▶ _Aim_
Every line below that includes "立足新时代" counts toward the total. Report that total alone.

▶ _Record extracts_
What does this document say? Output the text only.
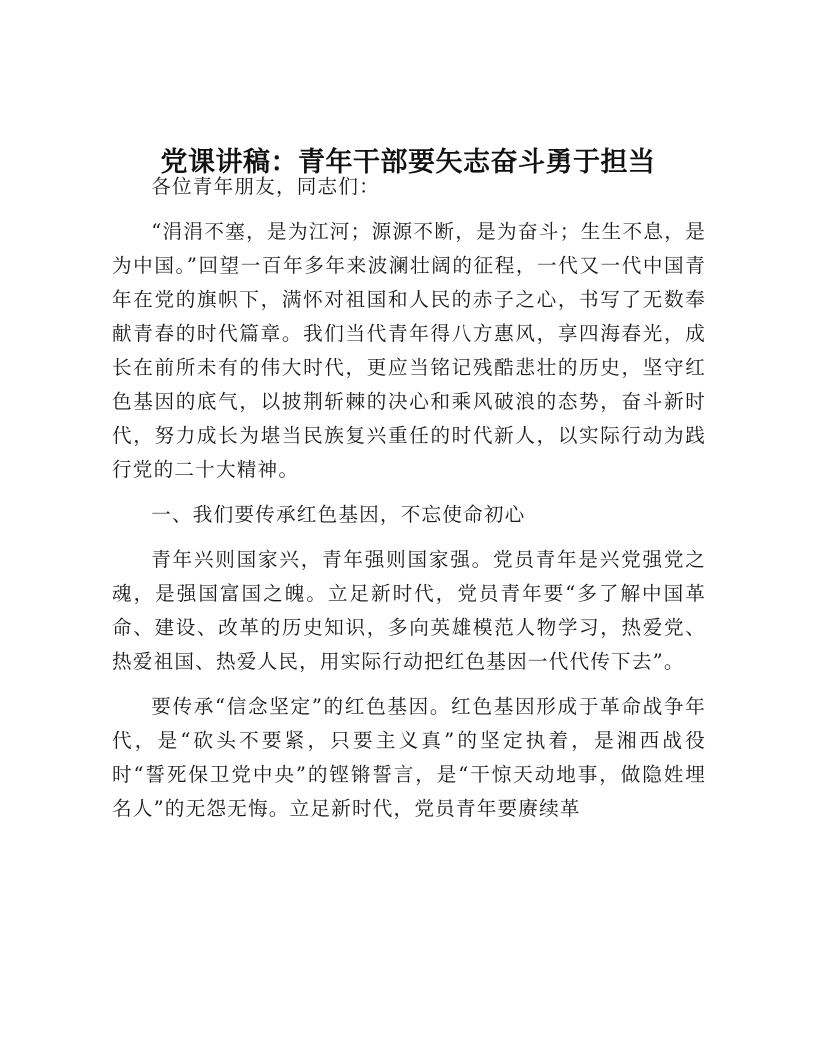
党课讲稿：青年干部要矢志奋斗勇于担当

各位青年朋友，同志们：

“涓涓不塞，是为江河；源源不断，是为奋斗；生生不息，是为中国。”回望一百年多年来波澜壮阔的征程，一代又一代中国青年在党的旗帜下，满怀对祖国和人民的赤子之心，书写了无数奉献青春的时代篇章。我们当代青年得八方惠风，享四海春光，成长在前所未有的伟大时代，更应当铭记残酷悲壮的历史，坚守红色基因的底气，以披荆斩棘的决心和乘风破浪的态势，奋斗新时代，努力成长为堪当民族复兴重任的时代新人，以实际行动为践行党的二十大精神。

一、我们要传承红色基因，不忘使命初心

青年兴则国家兴，青年强则国家强。党员青年是兴党强党之魂，是强国富国之魄。立足新时代，党员青年要“多了解中国革命、建设、改革的历史知识，多向英雄模范人物学习，热爱党、热爱祖国、热爱人民，用实际行动把红色基因一代代传下去”。

要传承“信念坚定”的红色基因。红色基因形成于革命战争年代，是“砍头不要紧，只要主义真”的坚定执着，是湘西战役时“誓死保卫党中央”的铿锵誓言，是“干惊天动地事，做隐姓埋名人”的无怨无悔。立足新时代，党员青年要赓续革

▶ _Exercise result_
2